**The data**
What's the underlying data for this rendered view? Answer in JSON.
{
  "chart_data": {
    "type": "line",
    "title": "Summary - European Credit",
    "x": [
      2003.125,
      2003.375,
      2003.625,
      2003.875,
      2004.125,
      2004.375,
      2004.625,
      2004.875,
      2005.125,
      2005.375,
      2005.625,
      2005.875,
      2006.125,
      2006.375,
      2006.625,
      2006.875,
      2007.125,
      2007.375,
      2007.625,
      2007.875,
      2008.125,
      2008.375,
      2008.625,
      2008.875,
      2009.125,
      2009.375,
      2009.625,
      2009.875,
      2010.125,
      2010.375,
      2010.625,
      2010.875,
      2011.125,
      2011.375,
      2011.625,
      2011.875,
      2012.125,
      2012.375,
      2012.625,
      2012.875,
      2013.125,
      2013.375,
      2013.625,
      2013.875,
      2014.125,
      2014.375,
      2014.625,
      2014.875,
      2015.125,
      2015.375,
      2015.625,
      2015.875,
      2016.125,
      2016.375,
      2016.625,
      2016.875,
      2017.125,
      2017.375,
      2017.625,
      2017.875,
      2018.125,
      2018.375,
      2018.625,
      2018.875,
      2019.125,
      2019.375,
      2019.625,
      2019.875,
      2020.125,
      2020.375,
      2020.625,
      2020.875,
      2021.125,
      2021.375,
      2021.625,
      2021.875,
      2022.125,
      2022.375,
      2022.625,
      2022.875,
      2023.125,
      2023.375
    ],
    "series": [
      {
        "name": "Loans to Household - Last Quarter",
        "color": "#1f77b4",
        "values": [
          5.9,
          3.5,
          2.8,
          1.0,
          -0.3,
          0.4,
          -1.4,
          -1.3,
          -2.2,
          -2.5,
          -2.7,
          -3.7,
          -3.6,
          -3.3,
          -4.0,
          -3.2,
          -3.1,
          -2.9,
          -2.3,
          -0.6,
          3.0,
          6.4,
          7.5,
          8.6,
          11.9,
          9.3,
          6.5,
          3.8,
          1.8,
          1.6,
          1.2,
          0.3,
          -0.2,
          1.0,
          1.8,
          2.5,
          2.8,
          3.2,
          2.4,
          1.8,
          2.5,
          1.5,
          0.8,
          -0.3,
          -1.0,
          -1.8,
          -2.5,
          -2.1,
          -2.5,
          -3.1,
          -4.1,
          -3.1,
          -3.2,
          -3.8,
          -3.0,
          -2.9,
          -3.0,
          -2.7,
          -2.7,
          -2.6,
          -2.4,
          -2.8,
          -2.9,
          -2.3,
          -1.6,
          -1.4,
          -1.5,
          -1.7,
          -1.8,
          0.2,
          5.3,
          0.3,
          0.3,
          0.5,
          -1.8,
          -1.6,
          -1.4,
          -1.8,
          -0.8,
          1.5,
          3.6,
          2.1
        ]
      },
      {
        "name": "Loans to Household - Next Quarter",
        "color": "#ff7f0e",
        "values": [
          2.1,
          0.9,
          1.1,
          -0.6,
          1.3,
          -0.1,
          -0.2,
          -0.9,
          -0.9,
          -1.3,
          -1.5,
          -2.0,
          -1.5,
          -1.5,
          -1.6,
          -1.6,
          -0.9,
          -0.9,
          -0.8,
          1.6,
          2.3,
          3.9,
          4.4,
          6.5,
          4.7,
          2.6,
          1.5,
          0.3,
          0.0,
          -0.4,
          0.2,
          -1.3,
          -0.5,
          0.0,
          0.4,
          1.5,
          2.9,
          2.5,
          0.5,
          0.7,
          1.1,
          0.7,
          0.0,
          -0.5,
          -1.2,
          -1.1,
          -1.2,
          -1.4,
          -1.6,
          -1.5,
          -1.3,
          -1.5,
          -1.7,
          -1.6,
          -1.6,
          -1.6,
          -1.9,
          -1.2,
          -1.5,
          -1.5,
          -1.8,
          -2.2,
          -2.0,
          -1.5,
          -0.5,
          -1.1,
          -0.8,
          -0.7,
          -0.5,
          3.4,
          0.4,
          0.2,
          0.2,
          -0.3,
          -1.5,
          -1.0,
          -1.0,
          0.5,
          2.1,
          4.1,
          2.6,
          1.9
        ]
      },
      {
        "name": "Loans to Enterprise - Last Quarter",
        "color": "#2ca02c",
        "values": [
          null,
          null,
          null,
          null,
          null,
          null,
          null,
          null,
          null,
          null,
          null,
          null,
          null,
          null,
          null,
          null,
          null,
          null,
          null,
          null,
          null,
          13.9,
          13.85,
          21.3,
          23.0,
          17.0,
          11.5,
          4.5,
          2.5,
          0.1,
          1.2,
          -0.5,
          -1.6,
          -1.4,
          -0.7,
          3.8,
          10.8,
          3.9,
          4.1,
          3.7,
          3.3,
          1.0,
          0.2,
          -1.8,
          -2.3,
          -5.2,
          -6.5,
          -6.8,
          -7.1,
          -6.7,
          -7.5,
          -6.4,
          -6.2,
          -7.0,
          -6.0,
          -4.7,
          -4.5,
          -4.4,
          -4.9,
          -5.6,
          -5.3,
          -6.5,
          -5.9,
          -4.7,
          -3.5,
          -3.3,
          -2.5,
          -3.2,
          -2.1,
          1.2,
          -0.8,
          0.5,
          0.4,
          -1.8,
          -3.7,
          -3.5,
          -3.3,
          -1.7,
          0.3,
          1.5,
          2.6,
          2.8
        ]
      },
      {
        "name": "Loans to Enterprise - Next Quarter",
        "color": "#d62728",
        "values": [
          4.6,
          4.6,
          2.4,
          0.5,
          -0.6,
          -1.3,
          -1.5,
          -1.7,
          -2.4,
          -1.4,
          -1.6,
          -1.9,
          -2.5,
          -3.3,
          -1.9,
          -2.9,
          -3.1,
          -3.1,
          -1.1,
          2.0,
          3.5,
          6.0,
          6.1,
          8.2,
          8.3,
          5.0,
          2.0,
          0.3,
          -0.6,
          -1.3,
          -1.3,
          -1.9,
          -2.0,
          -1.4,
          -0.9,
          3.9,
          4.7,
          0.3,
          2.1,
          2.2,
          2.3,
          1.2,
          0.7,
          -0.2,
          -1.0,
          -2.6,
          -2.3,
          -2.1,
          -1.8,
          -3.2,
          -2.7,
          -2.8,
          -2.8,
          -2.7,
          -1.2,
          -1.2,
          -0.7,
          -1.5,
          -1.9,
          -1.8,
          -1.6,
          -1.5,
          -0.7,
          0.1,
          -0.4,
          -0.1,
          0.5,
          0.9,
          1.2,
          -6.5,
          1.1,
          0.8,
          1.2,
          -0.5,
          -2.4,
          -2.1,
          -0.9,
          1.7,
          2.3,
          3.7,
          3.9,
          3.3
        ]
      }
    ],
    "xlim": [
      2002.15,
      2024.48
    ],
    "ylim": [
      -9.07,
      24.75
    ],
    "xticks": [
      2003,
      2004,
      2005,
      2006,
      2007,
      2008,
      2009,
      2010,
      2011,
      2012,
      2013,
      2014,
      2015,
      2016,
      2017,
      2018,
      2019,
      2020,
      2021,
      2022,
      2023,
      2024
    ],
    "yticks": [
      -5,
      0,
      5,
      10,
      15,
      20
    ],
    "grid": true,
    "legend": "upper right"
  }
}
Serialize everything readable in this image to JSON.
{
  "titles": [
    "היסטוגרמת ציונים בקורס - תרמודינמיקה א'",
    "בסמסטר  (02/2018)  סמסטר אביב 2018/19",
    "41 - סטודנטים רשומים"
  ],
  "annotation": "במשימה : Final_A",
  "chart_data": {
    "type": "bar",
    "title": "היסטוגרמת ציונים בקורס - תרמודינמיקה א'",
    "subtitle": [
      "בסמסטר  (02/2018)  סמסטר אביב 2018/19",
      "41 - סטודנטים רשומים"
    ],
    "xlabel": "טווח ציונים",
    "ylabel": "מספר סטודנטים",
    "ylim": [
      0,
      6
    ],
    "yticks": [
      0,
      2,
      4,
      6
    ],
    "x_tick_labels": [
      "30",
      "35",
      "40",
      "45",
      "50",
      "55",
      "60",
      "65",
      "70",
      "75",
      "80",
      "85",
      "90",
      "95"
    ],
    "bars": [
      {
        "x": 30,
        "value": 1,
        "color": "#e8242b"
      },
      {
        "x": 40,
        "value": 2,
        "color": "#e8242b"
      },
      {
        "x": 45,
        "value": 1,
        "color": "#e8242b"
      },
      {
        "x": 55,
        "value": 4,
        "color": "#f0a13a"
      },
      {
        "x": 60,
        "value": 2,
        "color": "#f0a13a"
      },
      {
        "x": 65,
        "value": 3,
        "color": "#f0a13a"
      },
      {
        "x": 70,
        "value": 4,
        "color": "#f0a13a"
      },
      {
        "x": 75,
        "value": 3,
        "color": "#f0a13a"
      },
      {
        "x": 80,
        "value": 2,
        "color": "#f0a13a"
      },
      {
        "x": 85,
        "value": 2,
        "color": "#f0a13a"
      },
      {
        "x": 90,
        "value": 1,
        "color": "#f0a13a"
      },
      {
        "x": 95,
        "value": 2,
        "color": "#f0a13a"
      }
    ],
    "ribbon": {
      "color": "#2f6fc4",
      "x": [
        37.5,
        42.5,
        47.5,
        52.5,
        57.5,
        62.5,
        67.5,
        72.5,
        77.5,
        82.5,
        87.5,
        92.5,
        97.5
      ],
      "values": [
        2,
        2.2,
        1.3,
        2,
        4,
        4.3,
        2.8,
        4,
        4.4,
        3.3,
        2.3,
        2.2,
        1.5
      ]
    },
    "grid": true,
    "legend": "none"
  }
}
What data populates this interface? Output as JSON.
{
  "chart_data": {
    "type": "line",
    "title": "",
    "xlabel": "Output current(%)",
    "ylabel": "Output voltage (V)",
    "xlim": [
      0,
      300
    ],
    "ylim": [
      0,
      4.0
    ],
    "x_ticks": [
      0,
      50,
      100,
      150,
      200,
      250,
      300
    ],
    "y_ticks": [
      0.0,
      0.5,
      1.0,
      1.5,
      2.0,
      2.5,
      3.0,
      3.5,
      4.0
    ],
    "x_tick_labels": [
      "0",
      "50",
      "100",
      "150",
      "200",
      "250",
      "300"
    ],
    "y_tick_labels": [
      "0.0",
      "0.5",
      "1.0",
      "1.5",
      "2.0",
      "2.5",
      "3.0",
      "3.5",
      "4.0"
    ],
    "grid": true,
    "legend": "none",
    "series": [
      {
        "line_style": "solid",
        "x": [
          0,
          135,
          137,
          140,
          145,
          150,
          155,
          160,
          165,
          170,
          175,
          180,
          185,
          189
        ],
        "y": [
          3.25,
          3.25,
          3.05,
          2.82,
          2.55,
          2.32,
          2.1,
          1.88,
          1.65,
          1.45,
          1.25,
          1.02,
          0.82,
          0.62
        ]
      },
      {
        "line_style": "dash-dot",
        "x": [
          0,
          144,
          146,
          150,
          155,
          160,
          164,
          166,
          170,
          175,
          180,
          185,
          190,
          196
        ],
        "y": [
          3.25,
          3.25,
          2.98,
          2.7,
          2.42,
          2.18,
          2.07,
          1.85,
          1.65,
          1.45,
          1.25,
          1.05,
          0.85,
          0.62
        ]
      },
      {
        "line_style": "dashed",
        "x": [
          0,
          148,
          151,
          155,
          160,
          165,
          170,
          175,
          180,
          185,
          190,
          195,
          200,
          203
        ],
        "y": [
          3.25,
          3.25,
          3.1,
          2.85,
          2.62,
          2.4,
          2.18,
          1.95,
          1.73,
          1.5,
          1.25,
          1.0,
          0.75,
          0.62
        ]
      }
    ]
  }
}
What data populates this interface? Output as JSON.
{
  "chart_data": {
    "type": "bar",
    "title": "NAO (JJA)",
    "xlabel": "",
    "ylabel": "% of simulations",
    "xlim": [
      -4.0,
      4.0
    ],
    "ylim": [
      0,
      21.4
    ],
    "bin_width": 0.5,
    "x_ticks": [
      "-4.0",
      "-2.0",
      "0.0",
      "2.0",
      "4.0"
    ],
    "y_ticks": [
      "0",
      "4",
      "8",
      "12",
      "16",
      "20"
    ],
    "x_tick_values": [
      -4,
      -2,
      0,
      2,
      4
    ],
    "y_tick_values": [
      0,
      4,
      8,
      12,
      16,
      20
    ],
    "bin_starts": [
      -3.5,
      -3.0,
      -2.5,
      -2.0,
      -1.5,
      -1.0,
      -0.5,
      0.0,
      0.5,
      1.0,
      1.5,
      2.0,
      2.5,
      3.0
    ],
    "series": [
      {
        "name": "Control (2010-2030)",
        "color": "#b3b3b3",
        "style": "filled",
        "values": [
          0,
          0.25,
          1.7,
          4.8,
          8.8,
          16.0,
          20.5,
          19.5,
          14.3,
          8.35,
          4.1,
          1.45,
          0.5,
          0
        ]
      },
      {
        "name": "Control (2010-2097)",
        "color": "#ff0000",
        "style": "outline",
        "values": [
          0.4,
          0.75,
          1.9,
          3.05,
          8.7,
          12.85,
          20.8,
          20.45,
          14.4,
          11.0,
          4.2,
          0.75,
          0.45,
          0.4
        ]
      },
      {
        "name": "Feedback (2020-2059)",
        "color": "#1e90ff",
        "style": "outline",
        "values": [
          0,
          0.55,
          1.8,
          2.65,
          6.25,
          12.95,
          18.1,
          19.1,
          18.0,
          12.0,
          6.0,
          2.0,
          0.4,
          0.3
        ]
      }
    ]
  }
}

**Requirements**
Above are the records; copy every line in them that holds the word "בקורס".

**Finished answer**
    "היסטוגרמת ציונים בקורס - תרמודינמיקה א'",
    "title": "היסטוגרמת ציונים בקורס - תרמודינמיקה א'",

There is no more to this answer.